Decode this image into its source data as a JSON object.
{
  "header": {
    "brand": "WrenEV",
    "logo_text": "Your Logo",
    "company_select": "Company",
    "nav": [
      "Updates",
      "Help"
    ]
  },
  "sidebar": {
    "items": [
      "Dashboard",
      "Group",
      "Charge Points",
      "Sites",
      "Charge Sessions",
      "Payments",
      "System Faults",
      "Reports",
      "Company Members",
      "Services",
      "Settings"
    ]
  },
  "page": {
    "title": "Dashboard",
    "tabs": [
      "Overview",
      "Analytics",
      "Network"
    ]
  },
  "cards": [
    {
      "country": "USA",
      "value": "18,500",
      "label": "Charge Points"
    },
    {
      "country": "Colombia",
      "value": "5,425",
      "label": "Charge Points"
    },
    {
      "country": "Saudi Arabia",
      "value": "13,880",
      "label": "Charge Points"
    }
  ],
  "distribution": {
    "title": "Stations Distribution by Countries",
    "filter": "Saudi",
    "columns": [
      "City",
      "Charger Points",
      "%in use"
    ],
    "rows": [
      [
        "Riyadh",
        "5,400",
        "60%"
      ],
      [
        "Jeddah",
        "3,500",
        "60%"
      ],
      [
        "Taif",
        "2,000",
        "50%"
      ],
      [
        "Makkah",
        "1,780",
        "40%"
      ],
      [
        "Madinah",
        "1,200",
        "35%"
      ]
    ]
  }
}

§

Write out every line of the records exactly.

## [Written reply]
Decode this image into its source data as a JSON object.
{
  "header": {
    "brand": "WrenEV",
    "logo_text": "Your Logo",
    "company_select": "Company",
    "nav": [
      "Updates",
      "Help"
    ]
  },
  "sidebar": {
    "items": [
      "Dashboard",
      "Group",
      "Charge Points",
      "Sites",
      "Charge Sessions",
      "Payments",
      "System Faults",
      "Reports",
      "Company Members",
      "Services",
      "Settings"
    ]
  },
  "page": {
    "title": "Dashboard",
    "tabs": [
      "Overview",
      "Analytics",
      "Network"
    ]
  },
  "cards": [
    {
      "country": "USA",
      "value": "18,500",
      "label": "Charge Points"
    },
    {
      "country": "Colombia",
      "value": "5,425",
      "label": "Charge Points"
    },
    {
      "country": "Saudi Arabia",
      "value": "13,880",
      "label": "Charge Points"
    }
  ],
  "distribution": {
    "title": "Stations Distribution by Countries",
    "filter": "Saudi",
    "columns": [
      "City",
      "Charger Points",
      "%in use"
    ],
    "rows": [
      [
        "Riyadh",
        "5,400",
        "60%"
      ],
      [
        "Jeddah",
        "3,500",
        "60%"
      ],
      [
        "Taif",
        "2,000",
        "50%"
      ],
      [
        "Makkah",
        "1,780",
        "40%"
      ],
      [
        "Madinah",
        "1,200",
        "35%"
      ]
    ]
  }
}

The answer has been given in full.